GIVEN DATA:
__________________________________________________
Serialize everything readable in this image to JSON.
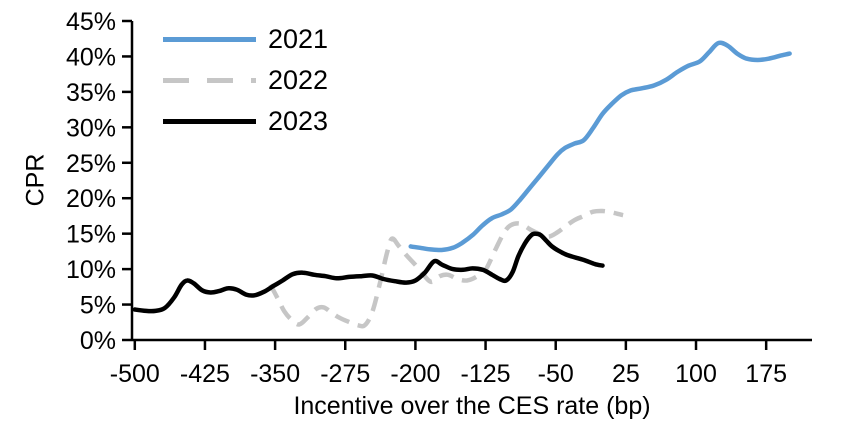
{
  "chart_data": {
    "type": "line",
    "title": "",
    "xlabel": "Incentive over the CES rate (bp)",
    "ylabel": "CPR",
    "x_ticks": [
      -500,
      -425,
      -350,
      -275,
      -200,
      -125,
      -50,
      25,
      100,
      175
    ],
    "y_ticks": [
      0,
      5,
      10,
      15,
      20,
      25,
      30,
      35,
      40,
      45
    ],
    "y_tick_suffix": "%",
    "xlim": [
      -503,
      224
    ],
    "ylim": [
      0,
      45
    ],
    "grid": false,
    "legend_position": "top-left",
    "axis_color": "#000000",
    "series": [
      {
        "name": "2021",
        "color": "#5B9BD5",
        "style": "solid",
        "points": [
          [
            -205,
            13.2
          ],
          [
            -195,
            13.0
          ],
          [
            -185,
            12.8
          ],
          [
            -172,
            12.7
          ],
          [
            -160,
            13.0
          ],
          [
            -150,
            13.7
          ],
          [
            -138,
            14.9
          ],
          [
            -128,
            16.2
          ],
          [
            -118,
            17.2
          ],
          [
            -108,
            17.7
          ],
          [
            -98,
            18.4
          ],
          [
            -88,
            19.8
          ],
          [
            -78,
            21.4
          ],
          [
            -68,
            23.0
          ],
          [
            -58,
            24.6
          ],
          [
            -48,
            26.2
          ],
          [
            -40,
            27.1
          ],
          [
            -30,
            27.7
          ],
          [
            -20,
            28.2
          ],
          [
            -10,
            29.9
          ],
          [
            0,
            31.9
          ],
          [
            10,
            33.3
          ],
          [
            20,
            34.5
          ],
          [
            30,
            35.2
          ],
          [
            42,
            35.5
          ],
          [
            55,
            35.9
          ],
          [
            68,
            36.7
          ],
          [
            80,
            37.8
          ],
          [
            92,
            38.7
          ],
          [
            104,
            39.3
          ],
          [
            114,
            40.6
          ],
          [
            124,
            41.9
          ],
          [
            134,
            41.5
          ],
          [
            144,
            40.4
          ],
          [
            154,
            39.7
          ],
          [
            166,
            39.5
          ],
          [
            178,
            39.7
          ],
          [
            190,
            40.1
          ],
          [
            200,
            40.4
          ]
        ]
      },
      {
        "name": "2022",
        "color": "#C6C6C6",
        "style": "dashed",
        "points": [
          [
            -355,
            7.8
          ],
          [
            -347,
            5.8
          ],
          [
            -340,
            4.0
          ],
          [
            -332,
            2.8
          ],
          [
            -324,
            2.2
          ],
          [
            -315,
            3.2
          ],
          [
            -306,
            4.4
          ],
          [
            -298,
            4.6
          ],
          [
            -290,
            3.9
          ],
          [
            -282,
            3.2
          ],
          [
            -272,
            2.6
          ],
          [
            -262,
            2.1
          ],
          [
            -254,
            2.1
          ],
          [
            -246,
            4.0
          ],
          [
            -238,
            8.0
          ],
          [
            -230,
            12.5
          ],
          [
            -225,
            14.3
          ],
          [
            -218,
            13.3
          ],
          [
            -210,
            12.0
          ],
          [
            -200,
            10.6
          ],
          [
            -192,
            9.3
          ],
          [
            -183,
            8.2
          ],
          [
            -174,
            9.0
          ],
          [
            -165,
            9.2
          ],
          [
            -155,
            8.6
          ],
          [
            -145,
            8.4
          ],
          [
            -135,
            8.9
          ],
          [
            -125,
            9.9
          ],
          [
            -114,
            12.9
          ],
          [
            -105,
            15.2
          ],
          [
            -98,
            16.2
          ],
          [
            -88,
            16.4
          ],
          [
            -76,
            15.5
          ],
          [
            -66,
            14.9
          ],
          [
            -57,
            14.6
          ],
          [
            -48,
            15.2
          ],
          [
            -40,
            16.0
          ],
          [
            -30,
            16.9
          ],
          [
            -20,
            17.5
          ],
          [
            -10,
            18.1
          ],
          [
            0,
            18.2
          ],
          [
            10,
            18.0
          ],
          [
            22,
            17.6
          ]
        ]
      },
      {
        "name": "2023",
        "color": "#000000",
        "style": "solid",
        "points": [
          [
            -500,
            4.3
          ],
          [
            -488,
            4.1
          ],
          [
            -478,
            4.1
          ],
          [
            -468,
            4.5
          ],
          [
            -458,
            6.0
          ],
          [
            -450,
            7.8
          ],
          [
            -444,
            8.4
          ],
          [
            -437,
            8.0
          ],
          [
            -428,
            7.0
          ],
          [
            -419,
            6.7
          ],
          [
            -410,
            6.9
          ],
          [
            -400,
            7.3
          ],
          [
            -391,
            7.1
          ],
          [
            -381,
            6.4
          ],
          [
            -372,
            6.3
          ],
          [
            -362,
            6.8
          ],
          [
            -352,
            7.6
          ],
          [
            -342,
            8.4
          ],
          [
            -331,
            9.3
          ],
          [
            -320,
            9.5
          ],
          [
            -308,
            9.2
          ],
          [
            -296,
            9.0
          ],
          [
            -284,
            8.7
          ],
          [
            -271,
            8.9
          ],
          [
            -258,
            9.0
          ],
          [
            -246,
            9.1
          ],
          [
            -234,
            8.6
          ],
          [
            -222,
            8.3
          ],
          [
            -210,
            8.1
          ],
          [
            -200,
            8.4
          ],
          [
            -190,
            9.5
          ],
          [
            -180,
            11.1
          ],
          [
            -171,
            10.6
          ],
          [
            -160,
            10.0
          ],
          [
            -149,
            9.9
          ],
          [
            -139,
            10.1
          ],
          [
            -128,
            9.9
          ],
          [
            -118,
            9.2
          ],
          [
            -110,
            8.6
          ],
          [
            -103,
            8.4
          ],
          [
            -96,
            9.6
          ],
          [
            -90,
            11.8
          ],
          [
            -83,
            13.6
          ],
          [
            -76,
            14.8
          ],
          [
            -71,
            15.0
          ],
          [
            -66,
            14.8
          ],
          [
            -60,
            14.0
          ],
          [
            -54,
            13.2
          ],
          [
            -47,
            12.6
          ],
          [
            -38,
            12.0
          ],
          [
            -28,
            11.6
          ],
          [
            -18,
            11.2
          ],
          [
            -8,
            10.7
          ],
          [
            0,
            10.5
          ]
        ]
      }
    ]
  }
}
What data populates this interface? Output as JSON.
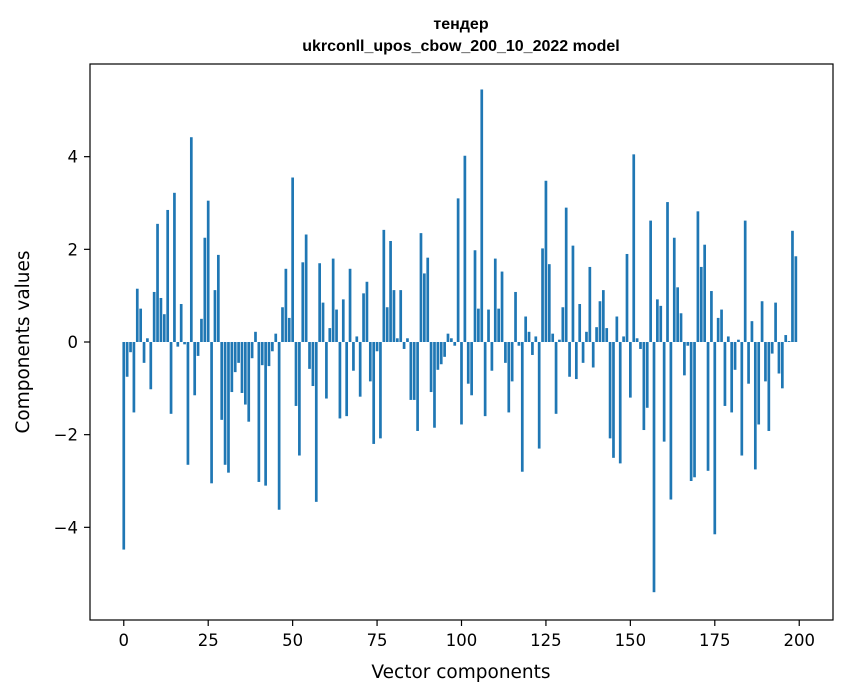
{
  "chart_data": {
    "type": "bar",
    "title": "тендер",
    "subtitle": "ukrconll_upos_cbow_200_10_2022 model",
    "xlabel": "Vector components",
    "ylabel": "Components values",
    "xlim": [
      -10,
      210
    ],
    "ylim": [
      -6.0,
      6.0
    ],
    "xticks": [
      0,
      25,
      50,
      75,
      100,
      125,
      150,
      175,
      200
    ],
    "yticks": [
      -4,
      -2,
      0,
      2,
      4
    ],
    "ytick_labels": [
      "−4",
      "−2",
      "0",
      "2",
      "4"
    ],
    "grid": false,
    "bar_color": "#1f77b4",
    "values": [
      -4.48,
      -0.75,
      -0.22,
      -1.52,
      1.15,
      0.72,
      -0.45,
      0.08,
      -1.02,
      1.08,
      2.55,
      0.95,
      0.6,
      2.85,
      -1.55,
      3.22,
      -0.1,
      0.82,
      -0.05,
      -2.65,
      4.42,
      -1.15,
      -0.3,
      0.5,
      2.25,
      3.05,
      -3.05,
      1.12,
      1.88,
      -1.68,
      -2.65,
      -2.82,
      -1.08,
      -0.65,
      -0.45,
      -1.1,
      -1.35,
      -1.72,
      -0.35,
      0.22,
      -3.02,
      -0.5,
      -3.1,
      -0.52,
      -0.2,
      0.18,
      -3.62,
      0.75,
      1.58,
      0.52,
      3.55,
      -1.38,
      -2.45,
      1.72,
      2.32,
      -0.58,
      -0.95,
      -3.45,
      1.7,
      0.85,
      -1.22,
      0.3,
      1.8,
      0.7,
      -1.65,
      0.92,
      -1.6,
      1.58,
      -0.62,
      0.12,
      -1.18,
      1.05,
      1.3,
      -0.85,
      -2.2,
      -0.2,
      -2.08,
      2.42,
      0.75,
      2.18,
      1.12,
      0.08,
      1.12,
      -0.15,
      0.08,
      -1.25,
      -1.25,
      -1.92,
      2.35,
      1.48,
      1.82,
      -1.08,
      -1.85,
      -0.6,
      -0.48,
      -0.32,
      0.18,
      0.08,
      -0.08,
      3.1,
      -1.78,
      4.02,
      -0.9,
      -1.15,
      1.98,
      0.72,
      5.45,
      -1.6,
      0.7,
      -0.62,
      1.8,
      0.72,
      1.52,
      -0.45,
      -1.52,
      -0.85,
      1.08,
      -0.08,
      -2.8,
      0.55,
      0.22,
      -0.28,
      0.12,
      -2.3,
      2.02,
      3.48,
      1.68,
      0.18,
      -1.55,
      0.05,
      0.75,
      2.9,
      -0.75,
      2.08,
      -0.8,
      0.82,
      -0.45,
      0.22,
      1.62,
      -0.55,
      0.32,
      0.88,
      1.12,
      0.3,
      -2.08,
      -2.5,
      0.55,
      -2.62,
      0.12,
      1.9,
      -1.2,
      4.05,
      0.08,
      -0.15,
      -1.9,
      -1.42,
      2.62,
      -5.4,
      0.92,
      0.78,
      -2.15,
      3.02,
      -3.4,
      2.25,
      1.18,
      0.62,
      -0.72,
      -0.08,
      -3.0,
      -2.92,
      2.82,
      1.62,
      2.1,
      -2.78,
      1.1,
      -4.15,
      0.52,
      0.7,
      -1.38,
      0.12,
      -1.52,
      -0.6,
      0.05,
      -2.45,
      2.62,
      -0.9,
      0.45,
      -2.75,
      -1.78,
      0.88,
      -0.85,
      -1.92,
      -0.25,
      0.85,
      -0.68,
      -1.0,
      0.15,
      0.02,
      2.4,
      1.85
    ]
  }
}
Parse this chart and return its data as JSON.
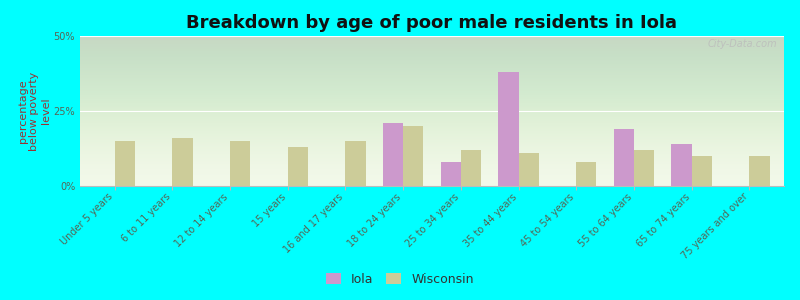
{
  "title": "Breakdown by age of poor male residents in Iola",
  "ylabel": "percentage\nbelow poverty\nlevel",
  "categories": [
    "Under 5 years",
    "6 to 11 years",
    "12 to 14 years",
    "15 years",
    "16 and 17 years",
    "18 to 24 years",
    "25 to 34 years",
    "35 to 44 years",
    "45 to 54 years",
    "55 to 64 years",
    "65 to 74 years",
    "75 years and over"
  ],
  "iola_values": [
    0,
    0,
    0,
    0,
    0,
    21,
    8,
    38,
    0,
    19,
    14,
    0
  ],
  "wisconsin_values": [
    15,
    16,
    15,
    13,
    15,
    20,
    12,
    11,
    8,
    12,
    10,
    10
  ],
  "iola_color": "#cc99cc",
  "wisconsin_color": "#cccc99",
  "background_color": "#00ffff",
  "ylim": [
    0,
    50
  ],
  "yticks": [
    0,
    25,
    50
  ],
  "ytick_labels": [
    "0%",
    "25%",
    "50%"
  ],
  "bar_width": 0.35,
  "title_fontsize": 13,
  "axis_label_fontsize": 8,
  "tick_fontsize": 7,
  "legend_labels": [
    "Iola",
    "Wisconsin"
  ],
  "watermark": "City-Data.com"
}
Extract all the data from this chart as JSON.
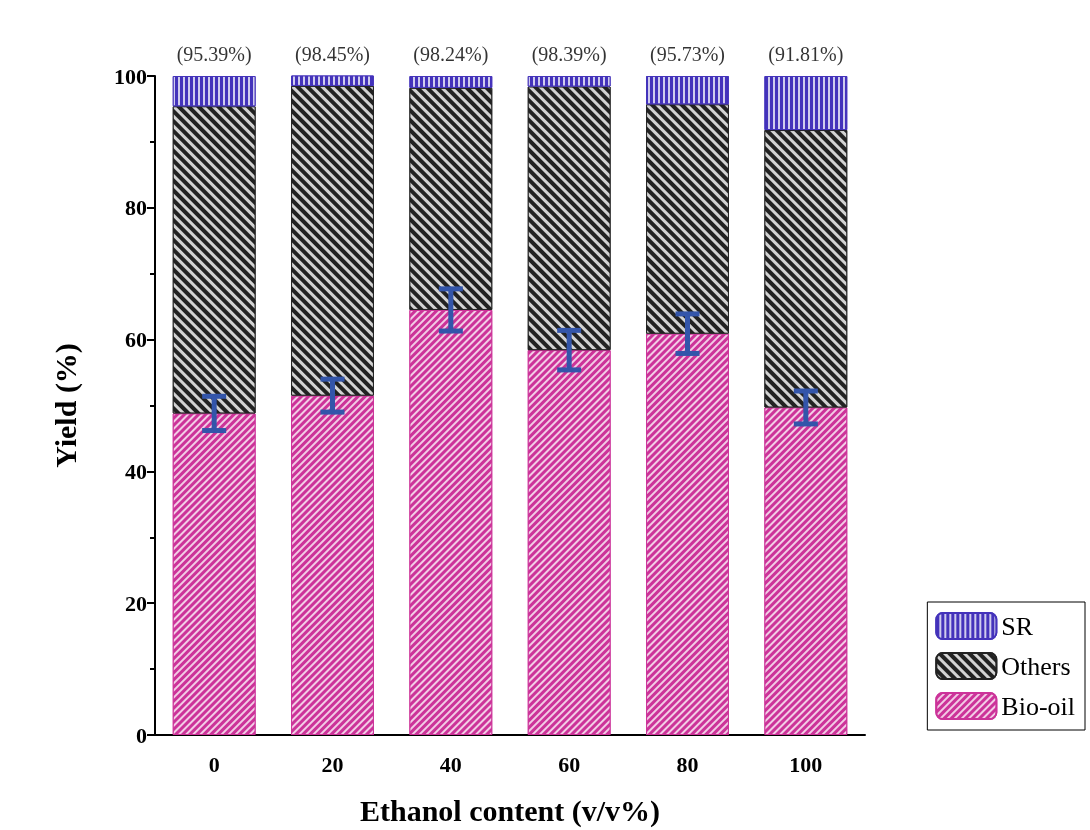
{
  "chart_data": {
    "type": "bar",
    "stacked": true,
    "xlabel": "Ethanol content (v/v%)",
    "ylabel": "Yield (%)",
    "categories": [
      "0",
      "20",
      "40",
      "60",
      "80",
      "100"
    ],
    "series": [
      {
        "name": "Bio-oil",
        "color": "#cc3399",
        "values": [
          48.8,
          51.5,
          64.5,
          58.4,
          60.9,
          49.7
        ],
        "errors": [
          2.6,
          2.5,
          3.2,
          3.0,
          3.0,
          2.5
        ]
      },
      {
        "name": "Others",
        "color": "#222222",
        "values": [
          46.6,
          47.0,
          33.7,
          40.0,
          34.8,
          42.1
        ]
      },
      {
        "name": "SR",
        "color": "#4433bb",
        "values": [
          4.6,
          1.6,
          1.8,
          1.6,
          4.3,
          8.2
        ]
      }
    ],
    "ylim": [
      0,
      100
    ],
    "yticks": [
      0,
      20,
      40,
      60,
      80,
      100
    ],
    "legend": "bottom right",
    "annotations": [
      {
        "text": "(95.39%)",
        "x": "0",
        "y": 100
      },
      {
        "text": "(98.45%)",
        "x": "20",
        "y": 100
      },
      {
        "text": "(98.24%)",
        "x": "40",
        "y": 100
      },
      {
        "text": "(98.39%)",
        "x": "60",
        "y": 100
      },
      {
        "text": "(95.73%)",
        "x": "80",
        "y": 100
      },
      {
        "text": "(91.81%)",
        "x": "100",
        "y": 100
      }
    ]
  }
}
__________________________________________________
GIVEN REQUEST: Select the lines that carry the string "JSON" and copy them.

FINISHED ANSWER:
Serialize everything readable in this image to JSON.
What data populates this interface? Output as JSON.
Parse this chart and return its data as JSON.
Extract all the data from this chart as JSON.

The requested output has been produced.